* start *
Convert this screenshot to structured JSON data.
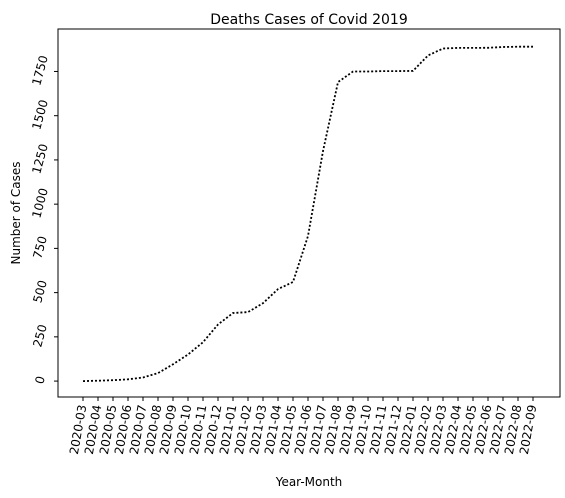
{
  "chart_data": {
    "type": "line",
    "title": "Deaths Cases of Covid 2019",
    "xlabel": "Year-Month",
    "ylabel": "Number of Cases",
    "line_color": "#000000",
    "line_style": "dotted",
    "grid": false,
    "legend": "none",
    "ylim": [
      -90,
      1990
    ],
    "yticks": [
      0,
      250,
      500,
      750,
      1000,
      1250,
      1500,
      1750
    ],
    "x": [
      "2020-03",
      "2020-04",
      "2020-05",
      "2020-06",
      "2020-07",
      "2020-08",
      "2020-09",
      "2020-10",
      "2020-11",
      "2020-12",
      "2021-01",
      "2021-02",
      "2021-03",
      "2021-04",
      "2021-05",
      "2021-06",
      "2021-07",
      "2021-08",
      "2021-09",
      "2021-10",
      "2021-11",
      "2021-12",
      "2022-01",
      "2022-02",
      "2022-03",
      "2022-04",
      "2022-05",
      "2022-06",
      "2022-07",
      "2022-08",
      "2022-09"
    ],
    "values": [
      0,
      2,
      5,
      10,
      20,
      45,
      95,
      150,
      220,
      320,
      385,
      390,
      440,
      520,
      560,
      820,
      1300,
      1690,
      1750,
      1750,
      1752,
      1752,
      1753,
      1840,
      1880,
      1883,
      1883,
      1884,
      1888,
      1890,
      1890
    ]
  }
}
* end *
▶ _What to produce_: Copy out every line of the listing that includes the string "Cases".

▶ _Exercise answer_:
    "title": "Deaths Cases of Covid 2019",
    "ylabel": "Number of Cases",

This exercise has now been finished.